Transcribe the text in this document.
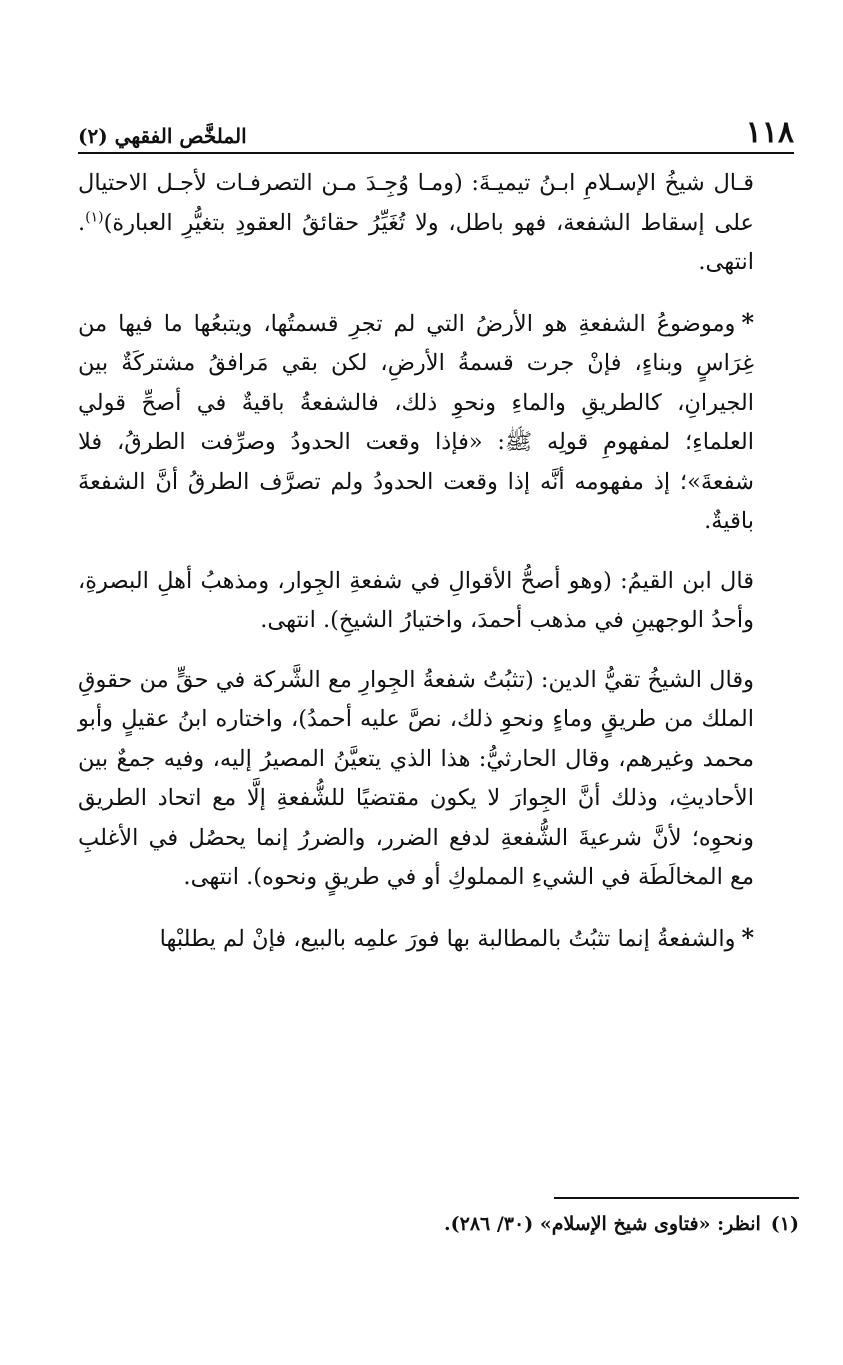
١١٨
الملخَّص الفقهي (٢)

قـال شيخُ الإسـلامِ ابـنُ تيميـةَ: (ومـا وُجِـدَ مـن التصرفـات لأجـل الاحتيال على إسقاط الشفعة، فهو باطل، ولا تُغَيِّرُ حقائقُ العقودِ بتغيُّرِ العبارة)$^{(١)}$. انتهى.

*وموضوعُ الشفعةِ هو الأرضُ التي لم تجرِ قسمتُها، ويتبعُها ما فيها من غِرَاسٍ وبناءٍ، فإنْ جرت قسمةُ الأرضِ، لكن بقي مَرافقُ مشتركَةٌ بين الجيرانِ، كالطريقِ والماءِ ونحوِ ذلك، فالشفعةُ باقيةٌ في أصحِّ قولي العلماءِ؛ لمفهومِ قولِه ﷺ: «فإذا وقعت الحدودُ وصرِّفت الطرقُ، فلا شفعةَ»؛ إذ مفهومه أنَّه إذا وقعت الحدودُ ولم تصرَّف الطرقُ أنَّ الشفعةَ باقيةٌ.

قال ابن القيمُ: (وهو أصحُّ الأقوالِ في شفعةِ الجِوار، ومذهبُ أهلِ البصرةِ، وأحدُ الوجهينِ في مذهب أحمدَ، واختيارُ الشيخِ). انتهى.

وقال الشيخُ تقيُّ الدين: (تثبُتُ شفعةُ الجِوارِ مع الشَّركة في حقٍّ من حقوقِ الملك من طريقٍ وماءٍ ونحوِ ذلك، نصَّ عليه أحمدُ)، واختاره ابنُ عقيلٍ وأبو محمد وغيرهم، وقال الحارثيُّ: هذا الذي يتعيَّنُ المصيرُ إليه، وفيه جمعٌ بين الأحاديثِ، وذلك أنَّ الجِوارَ لا يكون مقتضيًا للشُّفعةِ إلَّا مع اتحاد الطريق ونحوِه؛ لأنَّ شرعيةَ الشُّفعةِ لدفع الضرر، والضررُ إنما يحصُل في الأغلبِ مع المخالَطَة في الشيءِ المملوكِ أو في طريقٍ ونحوه). انتهى.

*والشفعةُ إنما تثبُتُ بالمطالبة بها فورَ علمِه بالبيع، فإنْ لم يطلبْها

(١)انظر: «فتاوى شيخ الإسلام» (٣٠/ ٢٨٦).
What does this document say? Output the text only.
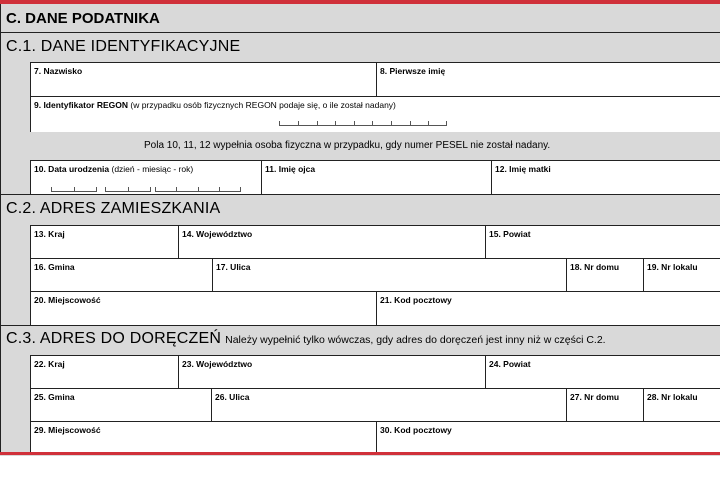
C. DANE PODATNIKA
C.1. DANE IDENTYFIKACYJNE
7. Nazwisko	8. Pierwsze imię
9. Identyfikator REGON (w przypadku osób fizycznych REGON podaje się, o ile został nadany)
Pola 10, 11, 12 wypełnia osoba fizyczna w przypadku, gdy numer PESEL nie został nadany.
10. Data urodzenia (dzień - miesiąc - rok)	11. Imię ojca	12. Imię matki
C.2. ADRES ZAMIESZKANIA
13. Kraj	14. Województwo	15. Powiat
16. Gmina	17. Ulica	18. Nr domu	19. Nr lokalu
20. Miejscowość	21. Kod pocztowy
C.3. ADRES DO DORĘCZEŃ Należy wypełnić tylko wówczas, gdy adres do doręczeń jest inny niż w części C.2.
22. Kraj	23. Województwo	24. Powiat
25. Gmina	26. Ulica	27. Nr domu	28. Nr lokalu
29. Miejscowość	30. Kod pocztowy
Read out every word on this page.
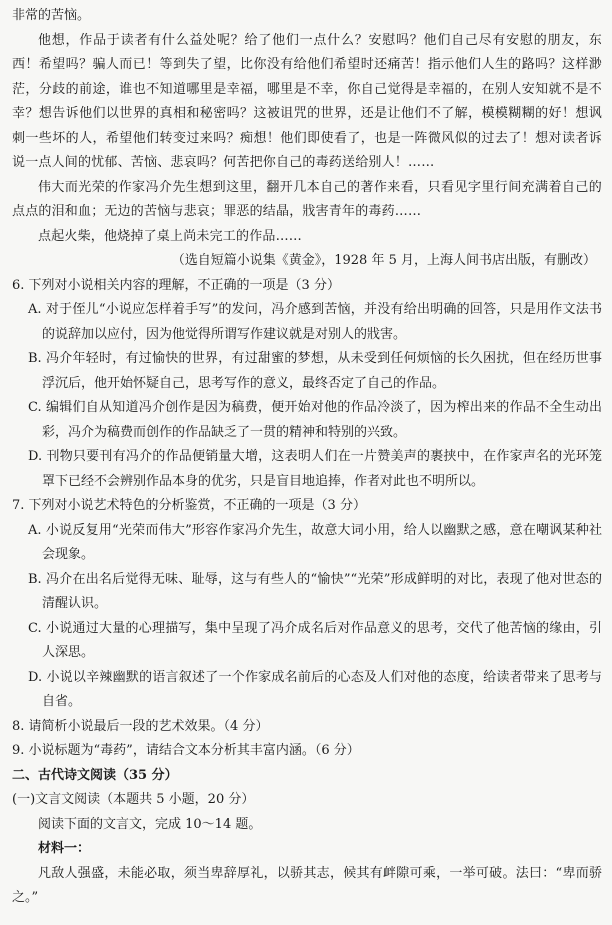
非常的苦恼。

他想，作品于读者有什么益处呢？给了他们一点什么？安慰吗？他们自己尽有安慰的朋友，东西！希望吗？骗人而已！等到失了望，比你没有给他们希望时还痛苦！指示他们人生的路吗？这样渺茫，分歧的前途，谁也不知道哪里是幸福，哪里是不幸，你自己觉得是幸福的，在别人安知就不是不幸？想告诉他们以世界的真相和秘密吗？这被诅咒的世界，还是让他们不了解，模模糊糊的好！想讽刺一些坏的人，希望他们转变过来吗？痴想！他们即使看了，也是一阵微风似的过去了！想对读者诉说一点人间的忧郁、苦恼、悲哀吗？何苦把你自己的毒药送给别人！……

伟大而光荣的作家冯介先生想到这里，翻开几本自己的著作来看，只看见字里行间充满着自己的点点的泪和血；无边的苦恼与悲哀；罪恶的结晶，戕害青年的毒药……

点起火柴，他烧掉了桌上尚未完工的作品……

（选自短篇小说集《黄金》，1928 年 5 月，上海人间书店出版，有删改）

6. 下列对小说相关内容的理解，不正确的一项是（3 分）

A. 对于侄儿“小说应怎样着手写”的发问，冯介感到苦恼，并没有给出明确的回答，只是用作文法书的说辞加以应付，因为他觉得所谓写作建议就是对别人的戕害。

B. 冯介年轻时，有过愉快的世界，有过甜蜜的梦想，从未受到任何烦恼的长久困扰，但在经历世事浮沉后，他开始怀疑自己，思考写作的意义，最终否定了自己的作品。

C. 编辑们自从知道冯介创作是因为稿费，便开始对他的作品冷淡了，因为榨出来的作品不全生动出彩，冯介为稿费而创作的作品缺乏了一贯的精神和特别的兴致。

D. 刊物只要刊有冯介的作品便销量大增，这表明人们在一片赞美声的裹挟中，在作家声名的光环笼罩下已经不会辨别作品本身的优劣，只是盲目地追捧，作者对此也不明所以。

7. 下列对小说艺术特色的分析鉴赏，不正确的一项是（3 分）

A. 小说反复用“光荣而伟大”形容作家冯介先生，故意大词小用，给人以幽默之感，意在嘲讽某种社会现象。

B. 冯介在出名后觉得无味、耻辱，这与有些人的“愉快”“光荣”形成鲜明的对比，表现了他对世态的清醒认识。

C. 小说通过大量的心理描写，集中呈现了冯介成名后对作品意义的思考，交代了他苦恼的缘由，引人深思。

D. 小说以辛辣幽默的语言叙述了一个作家成名前后的心态及人们对他的态度，给读者带来了思考与自省。

8. 请简析小说最后一段的艺术效果。（4 分）

9. 小说标题为“毒药”，请结合文本分析其丰富内涵。（6 分）

二、古代诗文阅读（35 分）

(一)文言文阅读（本题共 5 小题，20 分）

阅读下面的文言文，完成 10～14 题。

材料一：

凡敌人强盛，未能必取，须当卑辞厚礼，以骄其志，候其有衅隙可乘，一举可破。法曰：“卑而骄之。”
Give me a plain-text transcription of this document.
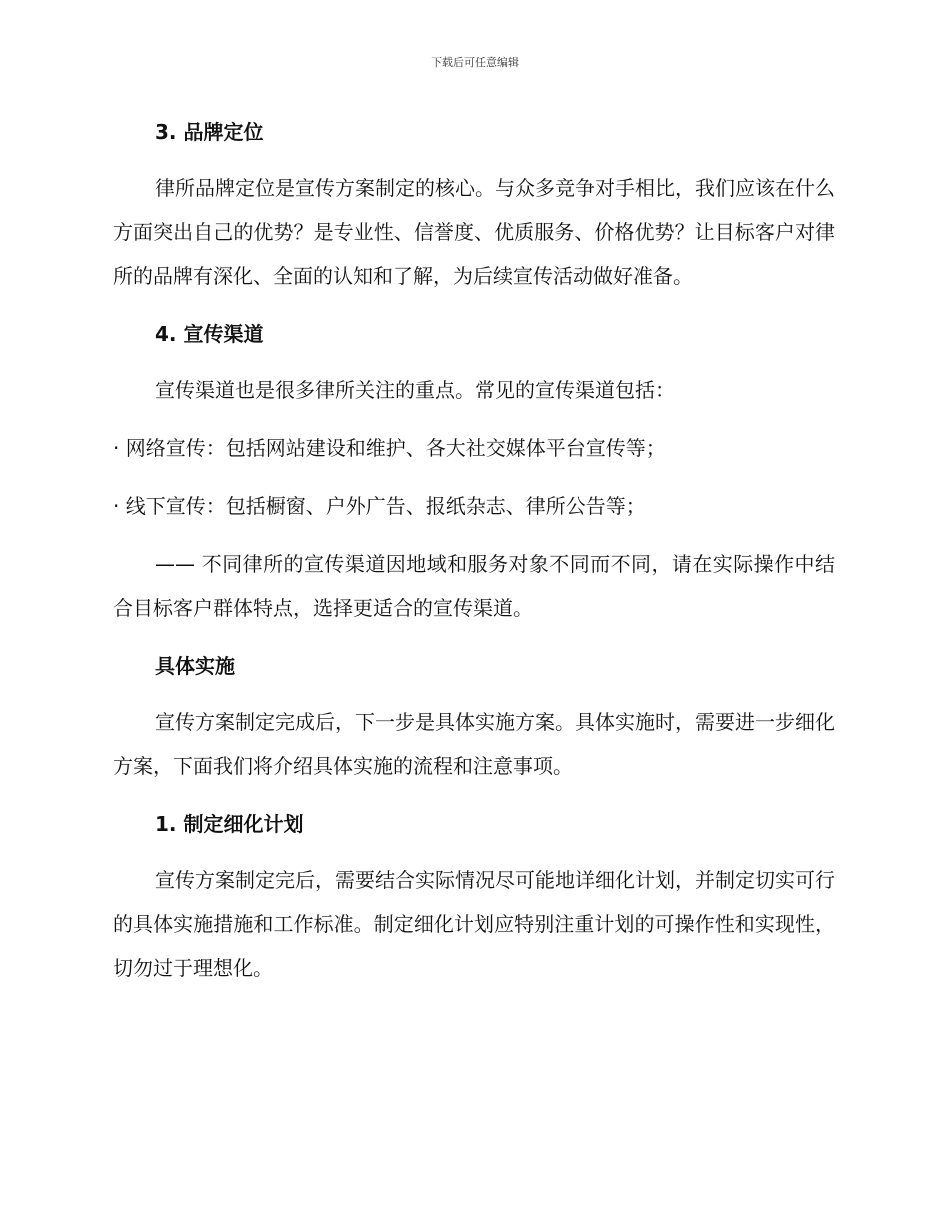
下载后可任意编辑

3. 品牌定位

律所品牌定位是宣传方案制定的核心。与众多竞争对手相比，我们应该在什么方面突出自己的优势？是专业性、信誉度、优质服务、价格优势？让目标客户对律所的品牌有深化、全面的认知和了解，为后续宣传活动做好准备。

4. 宣传渠道

宣传渠道也是很多律所关注的重点。常见的宣传渠道包括：

· 网络宣传：包括网站建设和维护、各大社交媒体平台宣传等；

· 线下宣传：包括橱窗、户外广告、报纸杂志、律所公告等；

—— 不同律所的宣传渠道因地域和服务对象不同而不同，请在实际操作中结合目标客户群体特点，选择更适合的宣传渠道。

具体实施

宣传方案制定完成后，下一步是具体实施方案。具体实施时，需要进一步细化方案，下面我们将介绍具体实施的流程和注意事项。

1. 制定细化计划

宣传方案制定完后，需要结合实际情况尽可能地详细化计划，并制定切实可行的具体实施措施和工作标准。制定细化计划应特别注重计划的可操作性和实现性，切勿过于理想化。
+-------+
Prompt :: Take every line from the data above that holds "Powiat" and copy it out.

Complete answer ::
13. Kraj	14. Województwo	15. Powiat
22. Kraj	23. Województwo	24. Powiat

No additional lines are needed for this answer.